▸ **TASK DETAILS**: Retype the complete listing exactly as it appears.

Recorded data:
----------

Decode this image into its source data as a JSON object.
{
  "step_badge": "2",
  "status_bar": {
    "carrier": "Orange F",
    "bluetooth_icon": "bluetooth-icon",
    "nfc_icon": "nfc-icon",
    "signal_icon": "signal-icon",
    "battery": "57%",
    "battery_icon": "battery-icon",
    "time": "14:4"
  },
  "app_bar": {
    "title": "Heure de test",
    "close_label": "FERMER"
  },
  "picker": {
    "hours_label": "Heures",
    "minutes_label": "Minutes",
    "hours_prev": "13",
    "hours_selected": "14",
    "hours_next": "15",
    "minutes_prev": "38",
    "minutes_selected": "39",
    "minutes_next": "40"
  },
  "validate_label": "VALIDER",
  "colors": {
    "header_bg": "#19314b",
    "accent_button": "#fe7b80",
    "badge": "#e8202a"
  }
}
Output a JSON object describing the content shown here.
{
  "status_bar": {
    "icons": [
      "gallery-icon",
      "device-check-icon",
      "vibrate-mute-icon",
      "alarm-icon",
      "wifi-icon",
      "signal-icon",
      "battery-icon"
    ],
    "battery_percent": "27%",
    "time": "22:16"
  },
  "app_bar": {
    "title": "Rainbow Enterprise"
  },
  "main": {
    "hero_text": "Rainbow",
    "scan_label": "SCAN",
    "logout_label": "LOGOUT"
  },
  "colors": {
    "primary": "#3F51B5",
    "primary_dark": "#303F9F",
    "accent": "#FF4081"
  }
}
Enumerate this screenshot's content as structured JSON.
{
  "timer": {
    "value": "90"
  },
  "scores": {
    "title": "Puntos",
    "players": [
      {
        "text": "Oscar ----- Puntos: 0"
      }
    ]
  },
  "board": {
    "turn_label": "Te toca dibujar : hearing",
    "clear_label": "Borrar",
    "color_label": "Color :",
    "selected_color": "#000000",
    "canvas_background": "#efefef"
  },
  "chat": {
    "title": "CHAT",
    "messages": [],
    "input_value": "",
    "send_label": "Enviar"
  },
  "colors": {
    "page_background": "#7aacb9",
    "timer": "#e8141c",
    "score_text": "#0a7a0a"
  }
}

----------

▸ **SOLUTION FOR THIS EXERCISE**:
Decode this image into its source data as a JSON object.
{
  "step_badge": "2",
  "status_bar": {
    "carrier": "Orange F",
    "bluetooth_icon": "bluetooth-icon",
    "nfc_icon": "nfc-icon",
    "signal_icon": "signal-icon",
    "battery": "57%",
    "battery_icon": "battery-icon",
    "time": "14:4"
  },
  "app_bar": {
    "title": "Heure de test",
    "close_label": "FERMER"
  },
  "picker": {
    "hours_label": "Heures",
    "minutes_label": "Minutes",
    "hours_prev": "13",
    "hours_selected": "14",
    "hours_next": "15",
    "minutes_prev": "38",
    "minutes_selected": "39",
    "minutes_next": "40"
  },
  "validate_label": "VALIDER",
  "colors": {
    "header_bg": "#19314b",
    "accent_button": "#fe7b80",
    "badge": "#e8202a"
  }
}
Output a JSON object describing the content shown here.
{
  "status_bar": {
    "icons": [
      "gallery-icon",
      "device-check-icon",
      "vibrate-mute-icon",
      "alarm-icon",
      "wifi-icon",
      "signal-icon",
      "battery-icon"
    ],
    "battery_percent": "27%",
    "time": "22:16"
  },
  "app_bar": {
    "title": "Rainbow Enterprise"
  },
  "main": {
    "hero_text": "Rainbow",
    "scan_label": "SCAN",
    "logout_label": "LOGOUT"
  },
  "colors": {
    "primary": "#3F51B5",
    "primary_dark": "#303F9F",
    "accent": "#FF4081"
  }
}
Enumerate this screenshot's content as structured JSON.
{
  "timer": {
    "value": "90"
  },
  "scores": {
    "title": "Puntos",
    "players": [
      {
        "text": "Oscar ----- Puntos: 0"
      }
    ]
  },
  "board": {
    "turn_label": "Te toca dibujar : hearing",
    "clear_label": "Borrar",
    "color_label": "Color :",
    "selected_color": "#000000",
    "canvas_background": "#efefef"
  },
  "chat": {
    "title": "CHAT",
    "messages": [],
    "input_value": "",
    "send_label": "Enviar"
  },
  "colors": {
    "page_background": "#7aacb9",
    "timer": "#e8141c",
    "score_text": "#0a7a0a"
  }
}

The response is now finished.